Count how many lines of the material contain the string "Require", then give that number and nothing more.
>> begin EXERCISE DATA
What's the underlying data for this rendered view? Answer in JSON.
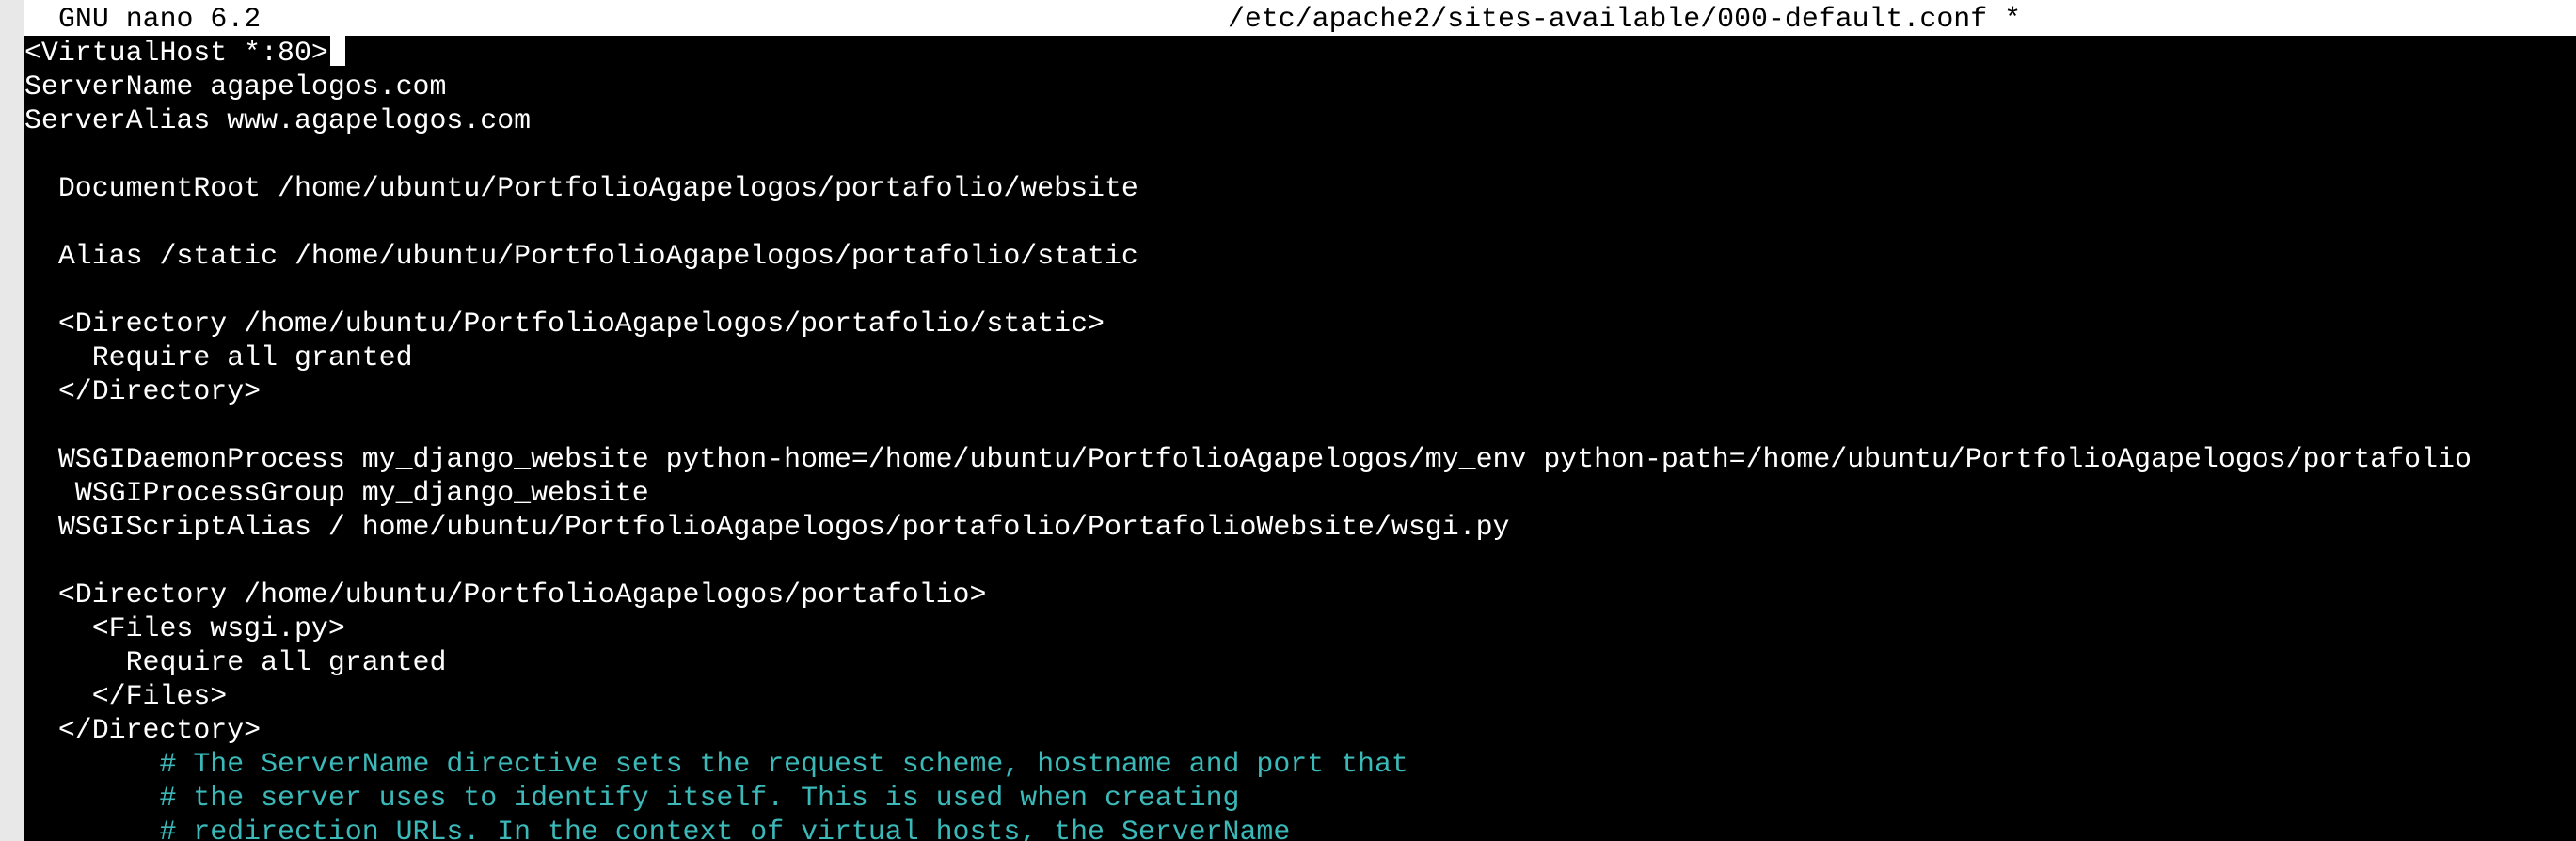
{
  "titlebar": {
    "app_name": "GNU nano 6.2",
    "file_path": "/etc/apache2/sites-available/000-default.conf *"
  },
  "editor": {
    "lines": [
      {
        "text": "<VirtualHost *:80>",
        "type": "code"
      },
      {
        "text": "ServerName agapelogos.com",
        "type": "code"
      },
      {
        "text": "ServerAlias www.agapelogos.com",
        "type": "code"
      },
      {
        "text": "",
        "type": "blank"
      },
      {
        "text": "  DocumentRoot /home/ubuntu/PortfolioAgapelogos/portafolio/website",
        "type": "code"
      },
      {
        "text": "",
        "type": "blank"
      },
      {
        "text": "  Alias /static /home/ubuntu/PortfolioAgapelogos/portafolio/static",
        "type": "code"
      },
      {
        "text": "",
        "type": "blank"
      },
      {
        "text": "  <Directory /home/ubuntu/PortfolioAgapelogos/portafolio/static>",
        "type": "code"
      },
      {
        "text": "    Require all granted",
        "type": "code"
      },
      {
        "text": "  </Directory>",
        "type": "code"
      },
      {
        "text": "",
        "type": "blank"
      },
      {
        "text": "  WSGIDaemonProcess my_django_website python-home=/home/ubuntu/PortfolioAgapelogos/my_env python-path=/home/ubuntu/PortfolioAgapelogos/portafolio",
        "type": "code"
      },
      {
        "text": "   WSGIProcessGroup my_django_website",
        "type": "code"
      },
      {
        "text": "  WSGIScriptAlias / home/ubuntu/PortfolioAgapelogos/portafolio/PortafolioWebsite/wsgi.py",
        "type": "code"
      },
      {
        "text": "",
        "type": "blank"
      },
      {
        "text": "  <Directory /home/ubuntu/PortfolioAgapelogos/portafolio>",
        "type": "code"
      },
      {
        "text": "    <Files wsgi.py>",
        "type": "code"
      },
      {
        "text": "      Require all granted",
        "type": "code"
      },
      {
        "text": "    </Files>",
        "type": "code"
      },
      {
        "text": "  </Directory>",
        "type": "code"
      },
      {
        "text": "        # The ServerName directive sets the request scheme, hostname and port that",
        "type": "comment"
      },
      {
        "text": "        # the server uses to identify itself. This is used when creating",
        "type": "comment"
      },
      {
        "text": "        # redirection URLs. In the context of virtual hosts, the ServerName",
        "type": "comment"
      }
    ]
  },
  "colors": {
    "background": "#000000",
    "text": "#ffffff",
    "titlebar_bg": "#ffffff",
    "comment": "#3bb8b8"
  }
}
>> end EXERCISE DATA
- **WRITTEN RESPONSE**
2